> Stated goal: What is the number of lines in the entries that include the word "false"? Respond with the number only.
# START OF Task inputs
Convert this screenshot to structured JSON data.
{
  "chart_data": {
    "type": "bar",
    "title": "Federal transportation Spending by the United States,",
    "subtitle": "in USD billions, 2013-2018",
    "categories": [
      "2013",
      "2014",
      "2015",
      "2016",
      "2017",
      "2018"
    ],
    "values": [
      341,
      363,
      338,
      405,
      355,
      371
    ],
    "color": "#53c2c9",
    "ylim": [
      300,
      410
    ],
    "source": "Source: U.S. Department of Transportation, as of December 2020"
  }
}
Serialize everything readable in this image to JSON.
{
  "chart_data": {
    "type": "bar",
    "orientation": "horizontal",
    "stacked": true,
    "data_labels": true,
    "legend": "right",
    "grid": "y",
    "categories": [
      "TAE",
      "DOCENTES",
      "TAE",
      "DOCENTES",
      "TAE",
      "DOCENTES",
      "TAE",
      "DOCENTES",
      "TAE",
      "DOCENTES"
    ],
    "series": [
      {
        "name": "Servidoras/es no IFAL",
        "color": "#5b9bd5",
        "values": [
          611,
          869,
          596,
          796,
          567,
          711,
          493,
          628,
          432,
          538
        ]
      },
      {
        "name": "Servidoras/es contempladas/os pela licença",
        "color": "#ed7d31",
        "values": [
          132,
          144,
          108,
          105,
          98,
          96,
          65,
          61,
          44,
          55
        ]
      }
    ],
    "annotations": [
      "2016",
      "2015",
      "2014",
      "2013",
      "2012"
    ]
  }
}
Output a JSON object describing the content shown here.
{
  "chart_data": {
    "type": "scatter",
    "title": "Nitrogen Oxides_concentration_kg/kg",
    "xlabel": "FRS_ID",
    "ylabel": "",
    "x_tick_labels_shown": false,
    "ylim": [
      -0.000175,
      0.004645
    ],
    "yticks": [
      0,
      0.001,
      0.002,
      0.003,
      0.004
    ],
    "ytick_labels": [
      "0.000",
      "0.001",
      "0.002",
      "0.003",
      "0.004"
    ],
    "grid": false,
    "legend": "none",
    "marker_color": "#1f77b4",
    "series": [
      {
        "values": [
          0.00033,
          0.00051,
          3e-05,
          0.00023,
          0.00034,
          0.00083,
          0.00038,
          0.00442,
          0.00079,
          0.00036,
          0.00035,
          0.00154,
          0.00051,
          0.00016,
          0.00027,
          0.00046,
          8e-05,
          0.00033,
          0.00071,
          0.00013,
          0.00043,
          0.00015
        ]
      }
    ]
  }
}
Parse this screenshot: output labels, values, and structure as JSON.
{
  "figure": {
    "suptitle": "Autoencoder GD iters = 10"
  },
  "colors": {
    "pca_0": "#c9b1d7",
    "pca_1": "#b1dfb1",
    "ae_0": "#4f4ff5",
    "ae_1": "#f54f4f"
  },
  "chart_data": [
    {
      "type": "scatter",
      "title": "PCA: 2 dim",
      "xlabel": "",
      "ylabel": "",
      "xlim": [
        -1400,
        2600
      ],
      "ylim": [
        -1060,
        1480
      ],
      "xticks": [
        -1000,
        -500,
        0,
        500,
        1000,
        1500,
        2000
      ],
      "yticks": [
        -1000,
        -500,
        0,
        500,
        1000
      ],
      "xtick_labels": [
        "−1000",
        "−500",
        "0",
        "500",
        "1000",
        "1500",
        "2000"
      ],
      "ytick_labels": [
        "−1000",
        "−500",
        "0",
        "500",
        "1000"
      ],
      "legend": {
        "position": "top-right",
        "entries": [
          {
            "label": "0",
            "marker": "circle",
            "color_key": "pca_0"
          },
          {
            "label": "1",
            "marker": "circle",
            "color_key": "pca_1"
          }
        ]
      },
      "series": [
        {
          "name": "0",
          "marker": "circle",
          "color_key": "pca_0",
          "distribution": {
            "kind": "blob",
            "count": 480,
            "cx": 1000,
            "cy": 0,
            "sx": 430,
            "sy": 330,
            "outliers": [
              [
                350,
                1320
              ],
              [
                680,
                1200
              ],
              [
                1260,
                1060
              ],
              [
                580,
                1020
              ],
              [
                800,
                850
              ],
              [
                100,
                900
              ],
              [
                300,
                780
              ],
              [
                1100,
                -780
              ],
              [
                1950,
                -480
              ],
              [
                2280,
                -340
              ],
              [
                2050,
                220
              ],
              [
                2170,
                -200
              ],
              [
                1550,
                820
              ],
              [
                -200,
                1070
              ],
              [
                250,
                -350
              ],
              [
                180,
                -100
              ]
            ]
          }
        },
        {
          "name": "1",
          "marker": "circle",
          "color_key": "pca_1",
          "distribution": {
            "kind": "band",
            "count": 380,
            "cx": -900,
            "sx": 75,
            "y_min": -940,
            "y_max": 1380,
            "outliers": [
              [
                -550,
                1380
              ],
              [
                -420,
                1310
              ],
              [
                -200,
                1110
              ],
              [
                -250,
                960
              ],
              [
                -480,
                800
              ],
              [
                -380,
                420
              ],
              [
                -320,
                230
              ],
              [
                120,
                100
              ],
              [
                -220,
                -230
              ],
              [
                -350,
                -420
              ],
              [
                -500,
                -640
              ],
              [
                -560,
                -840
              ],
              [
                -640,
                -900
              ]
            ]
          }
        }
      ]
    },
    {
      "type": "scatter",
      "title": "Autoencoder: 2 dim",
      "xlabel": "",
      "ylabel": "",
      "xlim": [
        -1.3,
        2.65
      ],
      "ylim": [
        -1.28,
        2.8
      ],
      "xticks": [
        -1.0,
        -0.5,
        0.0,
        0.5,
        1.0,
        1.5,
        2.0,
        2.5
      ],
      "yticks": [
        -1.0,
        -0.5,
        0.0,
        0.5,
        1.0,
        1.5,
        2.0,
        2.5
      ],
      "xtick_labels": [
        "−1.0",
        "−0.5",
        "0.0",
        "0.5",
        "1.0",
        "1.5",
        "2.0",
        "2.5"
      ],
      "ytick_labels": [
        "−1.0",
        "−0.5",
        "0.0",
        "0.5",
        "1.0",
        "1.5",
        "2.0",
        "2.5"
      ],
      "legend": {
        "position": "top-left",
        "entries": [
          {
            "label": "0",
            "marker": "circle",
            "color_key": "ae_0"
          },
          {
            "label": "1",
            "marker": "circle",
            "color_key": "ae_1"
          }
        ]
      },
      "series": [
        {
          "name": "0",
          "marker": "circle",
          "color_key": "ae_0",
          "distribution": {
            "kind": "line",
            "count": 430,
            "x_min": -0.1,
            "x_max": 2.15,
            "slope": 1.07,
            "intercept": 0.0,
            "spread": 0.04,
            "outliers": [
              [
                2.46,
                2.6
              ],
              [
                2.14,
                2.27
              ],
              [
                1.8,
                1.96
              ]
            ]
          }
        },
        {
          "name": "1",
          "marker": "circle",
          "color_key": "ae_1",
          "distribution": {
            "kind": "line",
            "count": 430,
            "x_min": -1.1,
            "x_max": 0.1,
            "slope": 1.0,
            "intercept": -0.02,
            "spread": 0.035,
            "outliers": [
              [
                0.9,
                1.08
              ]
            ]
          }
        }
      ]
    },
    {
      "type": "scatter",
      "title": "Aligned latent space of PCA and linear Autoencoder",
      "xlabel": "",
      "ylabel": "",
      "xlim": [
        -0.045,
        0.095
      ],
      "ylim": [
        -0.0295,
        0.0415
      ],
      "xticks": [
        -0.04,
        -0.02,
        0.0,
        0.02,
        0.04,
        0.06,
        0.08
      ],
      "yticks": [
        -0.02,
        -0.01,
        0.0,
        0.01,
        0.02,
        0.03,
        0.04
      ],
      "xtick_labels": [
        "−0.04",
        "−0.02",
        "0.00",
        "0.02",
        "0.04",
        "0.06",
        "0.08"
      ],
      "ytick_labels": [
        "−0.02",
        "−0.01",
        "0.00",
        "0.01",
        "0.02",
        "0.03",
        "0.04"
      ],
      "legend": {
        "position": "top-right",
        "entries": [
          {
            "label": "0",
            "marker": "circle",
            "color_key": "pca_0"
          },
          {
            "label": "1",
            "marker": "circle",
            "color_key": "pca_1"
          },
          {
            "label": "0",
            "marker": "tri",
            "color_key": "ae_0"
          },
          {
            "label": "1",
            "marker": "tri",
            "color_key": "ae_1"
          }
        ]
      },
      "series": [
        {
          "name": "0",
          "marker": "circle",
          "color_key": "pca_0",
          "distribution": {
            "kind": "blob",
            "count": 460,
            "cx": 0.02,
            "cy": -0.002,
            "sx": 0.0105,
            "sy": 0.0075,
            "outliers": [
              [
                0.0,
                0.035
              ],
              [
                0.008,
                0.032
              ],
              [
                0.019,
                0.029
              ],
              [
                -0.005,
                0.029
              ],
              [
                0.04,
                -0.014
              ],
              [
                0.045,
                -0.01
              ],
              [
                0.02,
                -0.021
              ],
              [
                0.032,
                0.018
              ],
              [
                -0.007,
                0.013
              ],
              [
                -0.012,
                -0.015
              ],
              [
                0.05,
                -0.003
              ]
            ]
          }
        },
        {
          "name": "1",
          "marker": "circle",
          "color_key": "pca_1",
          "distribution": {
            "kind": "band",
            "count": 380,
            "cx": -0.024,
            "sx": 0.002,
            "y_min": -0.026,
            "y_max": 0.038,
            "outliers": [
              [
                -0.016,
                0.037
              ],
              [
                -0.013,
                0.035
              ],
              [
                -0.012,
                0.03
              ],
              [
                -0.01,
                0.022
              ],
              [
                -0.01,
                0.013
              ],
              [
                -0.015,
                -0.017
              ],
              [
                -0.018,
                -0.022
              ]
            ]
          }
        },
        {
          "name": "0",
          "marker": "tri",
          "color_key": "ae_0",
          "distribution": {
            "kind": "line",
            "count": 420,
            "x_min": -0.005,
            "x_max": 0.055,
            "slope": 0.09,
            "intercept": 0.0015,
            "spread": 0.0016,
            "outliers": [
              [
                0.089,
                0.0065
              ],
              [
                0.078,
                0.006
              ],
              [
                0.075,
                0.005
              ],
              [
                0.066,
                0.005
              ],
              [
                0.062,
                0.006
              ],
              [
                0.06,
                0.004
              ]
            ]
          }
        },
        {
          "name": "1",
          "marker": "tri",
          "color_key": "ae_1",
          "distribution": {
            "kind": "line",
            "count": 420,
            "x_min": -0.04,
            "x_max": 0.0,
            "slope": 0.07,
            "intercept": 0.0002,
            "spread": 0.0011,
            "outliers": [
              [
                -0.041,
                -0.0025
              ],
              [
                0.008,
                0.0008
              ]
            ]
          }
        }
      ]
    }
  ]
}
# END OF Task inputs
> Reply to the exercise: 2